AIM: All the data must come back unchanged, except that pictures are left out.

Data entries:

* BEGIN *

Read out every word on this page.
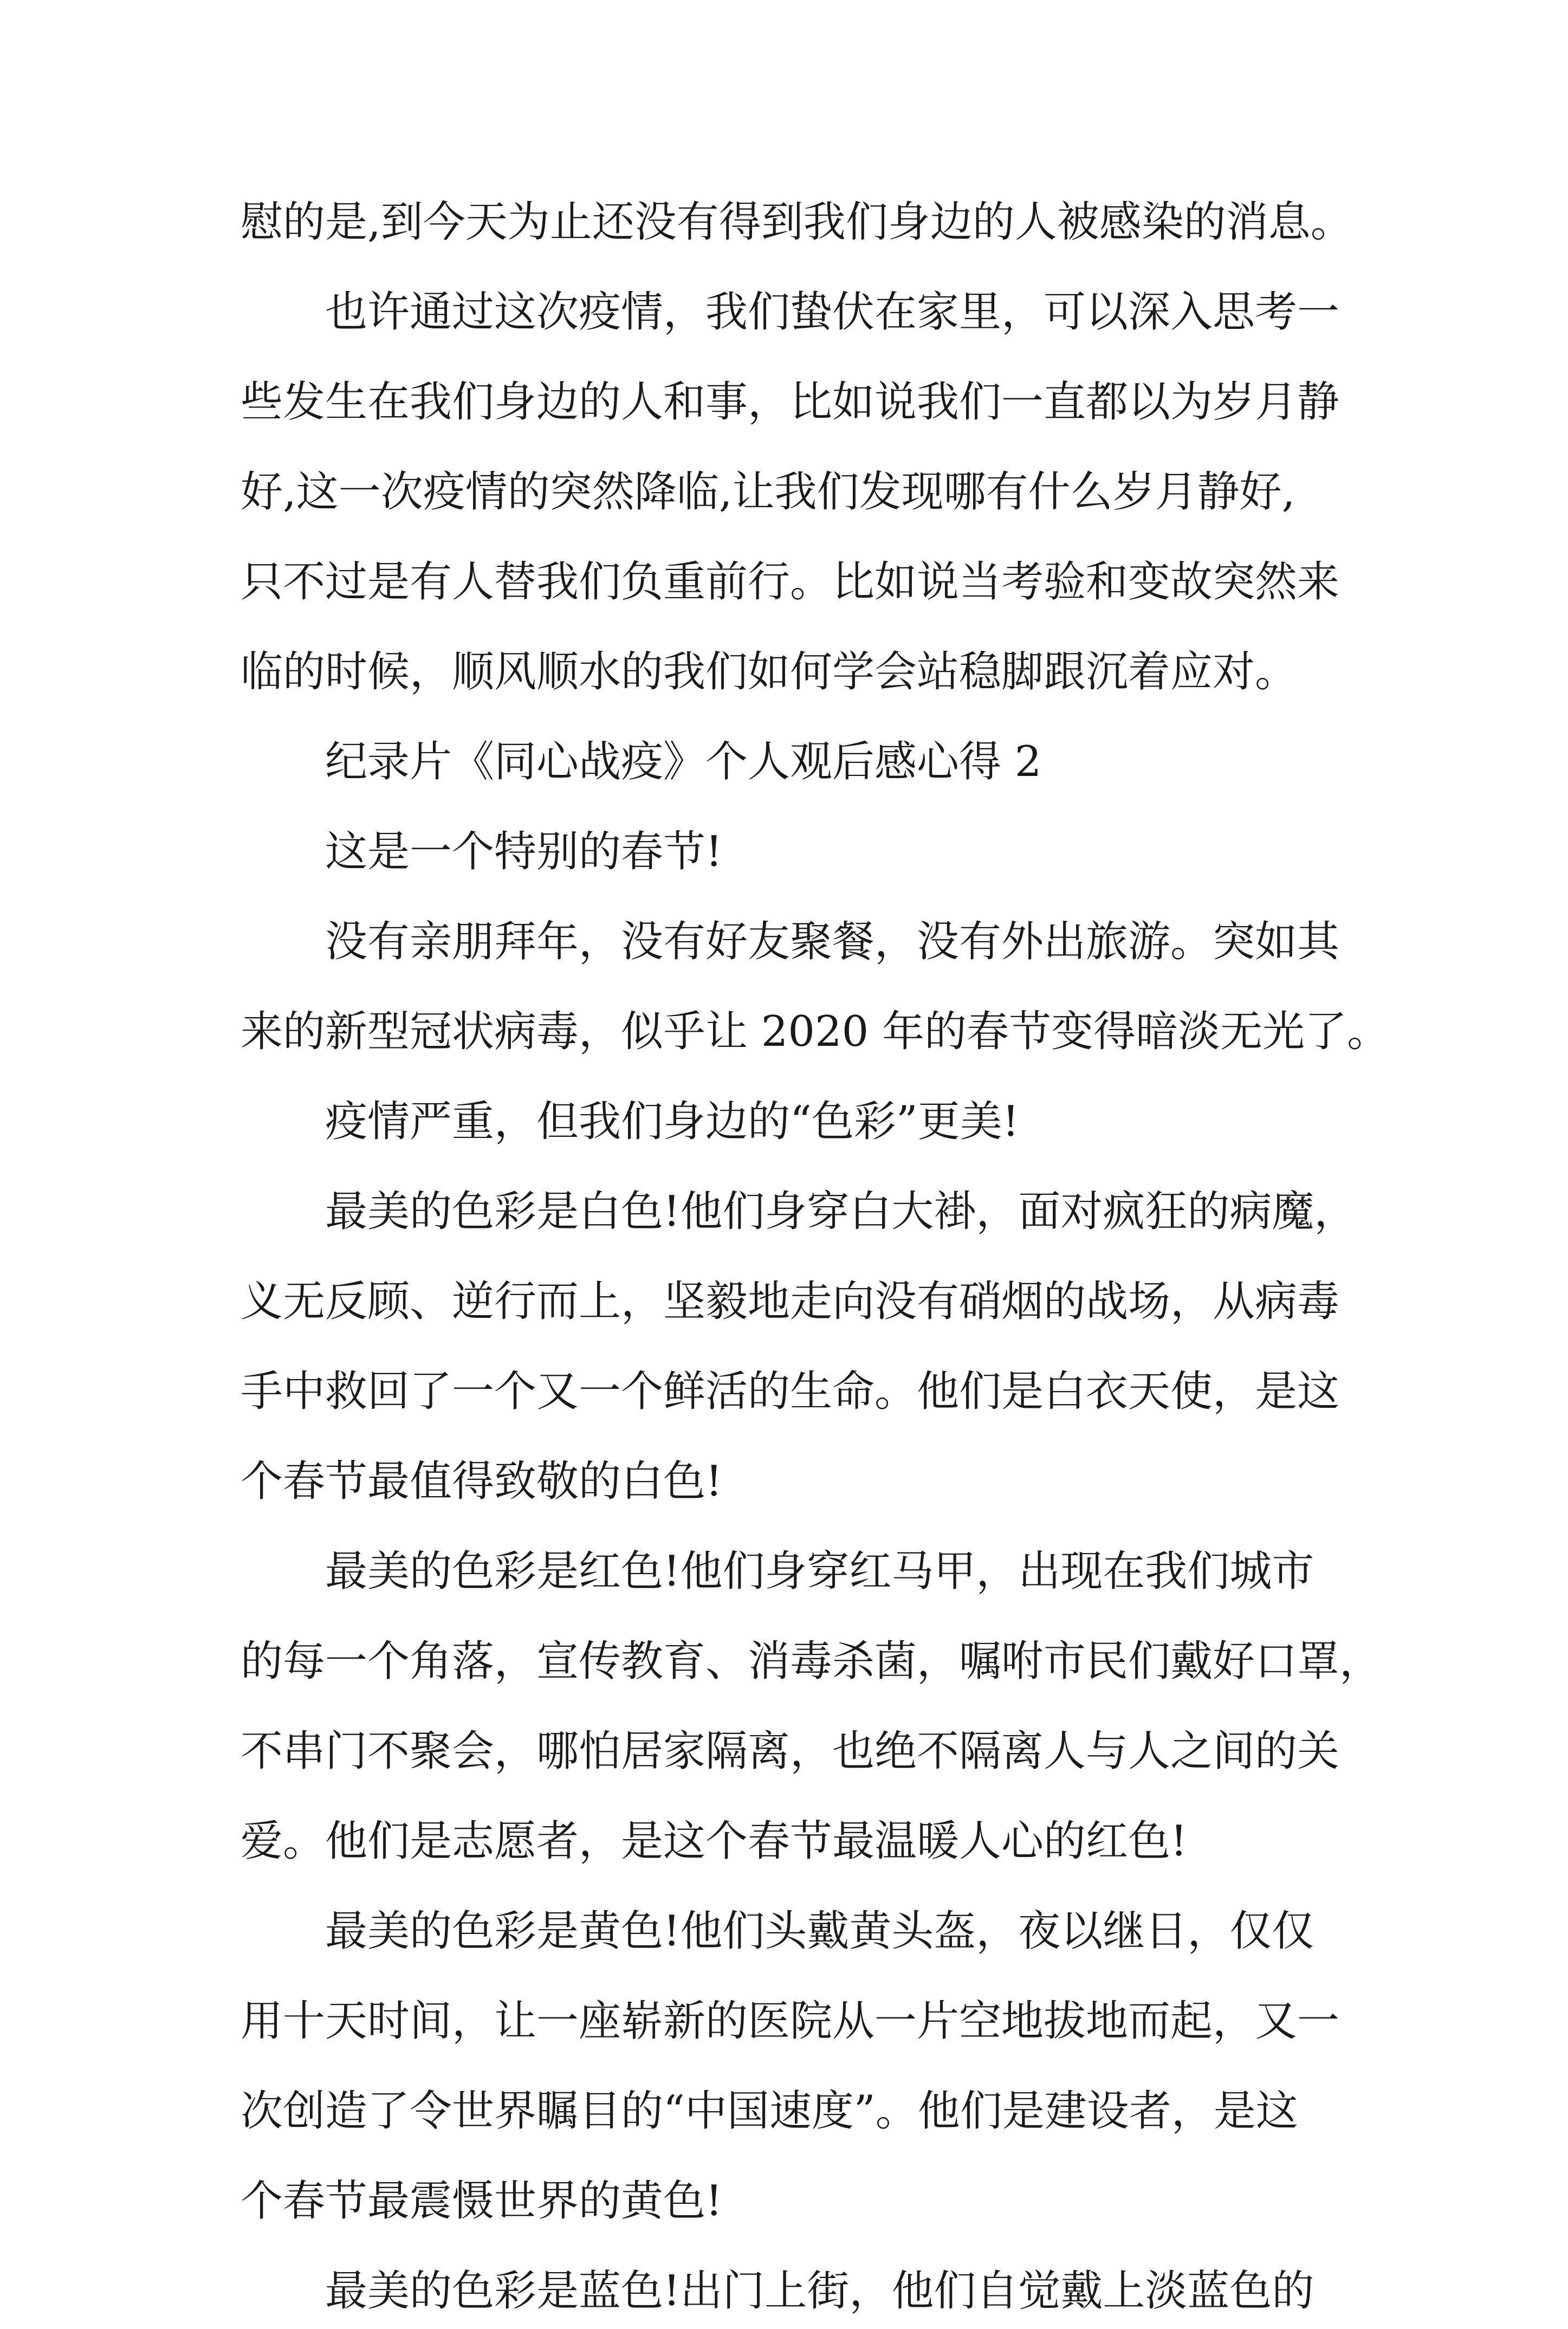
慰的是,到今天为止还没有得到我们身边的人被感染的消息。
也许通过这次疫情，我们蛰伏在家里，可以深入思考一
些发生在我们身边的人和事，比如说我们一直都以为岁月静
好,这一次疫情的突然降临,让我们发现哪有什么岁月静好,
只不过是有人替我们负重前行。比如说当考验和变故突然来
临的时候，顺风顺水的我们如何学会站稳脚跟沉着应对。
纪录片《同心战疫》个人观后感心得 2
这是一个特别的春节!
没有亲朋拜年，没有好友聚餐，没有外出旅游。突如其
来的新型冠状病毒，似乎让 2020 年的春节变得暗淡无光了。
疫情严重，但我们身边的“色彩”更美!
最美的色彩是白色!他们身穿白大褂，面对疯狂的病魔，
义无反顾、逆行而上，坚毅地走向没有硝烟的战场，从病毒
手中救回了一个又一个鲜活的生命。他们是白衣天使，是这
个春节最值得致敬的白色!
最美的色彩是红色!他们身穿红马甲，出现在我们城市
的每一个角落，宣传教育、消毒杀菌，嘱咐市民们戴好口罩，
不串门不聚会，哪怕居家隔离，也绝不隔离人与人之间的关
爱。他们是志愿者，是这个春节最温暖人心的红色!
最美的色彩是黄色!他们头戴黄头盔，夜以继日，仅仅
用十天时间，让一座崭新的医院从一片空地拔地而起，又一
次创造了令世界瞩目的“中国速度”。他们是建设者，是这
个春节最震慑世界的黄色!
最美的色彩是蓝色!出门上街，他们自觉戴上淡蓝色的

* END *

EXERCISE ANSWER:
Read out every word on this page.
慰的是,到今天为止还没有得到我们身边的人被感染的消息。
也许通过这次疫情，我们蛰伏在家里，可以深入思考一
些发生在我们身边的人和事，比如说我们一直都以为岁月静
好,这一次疫情的突然降临,让我们发现哪有什么岁月静好,
只不过是有人替我们负重前行。比如说当考验和变故突然来
临的时候，顺风顺水的我们如何学会站稳脚跟沉着应对。
纪录片《同心战疫》个人观后感心得 2
这是一个特别的春节!
没有亲朋拜年，没有好友聚餐，没有外出旅游。突如其
来的新型冠状病毒，似乎让 2020 年的春节变得暗淡无光了。
疫情严重，但我们身边的“色彩”更美!
最美的色彩是白色!他们身穿白大褂，面对疯狂的病魔，
义无反顾、逆行而上，坚毅地走向没有硝烟的战场，从病毒
手中救回了一个又一个鲜活的生命。他们是白衣天使，是这
个春节最值得致敬的白色!
最美的色彩是红色!他们身穿红马甲，出现在我们城市
的每一个角落，宣传教育、消毒杀菌，嘱咐市民们戴好口罩，
不串门不聚会，哪怕居家隔离，也绝不隔离人与人之间的关
爱。他们是志愿者，是这个春节最温暖人心的红色!
最美的色彩是黄色!他们头戴黄头盔，夜以继日，仅仅
用十天时间，让一座崭新的医院从一片空地拔地而起，又一
次创造了令世界瞩目的“中国速度”。他们是建设者，是这
个春节最震慑世界的黄色!
最美的色彩是蓝色!出门上街，他们自觉戴上淡蓝色的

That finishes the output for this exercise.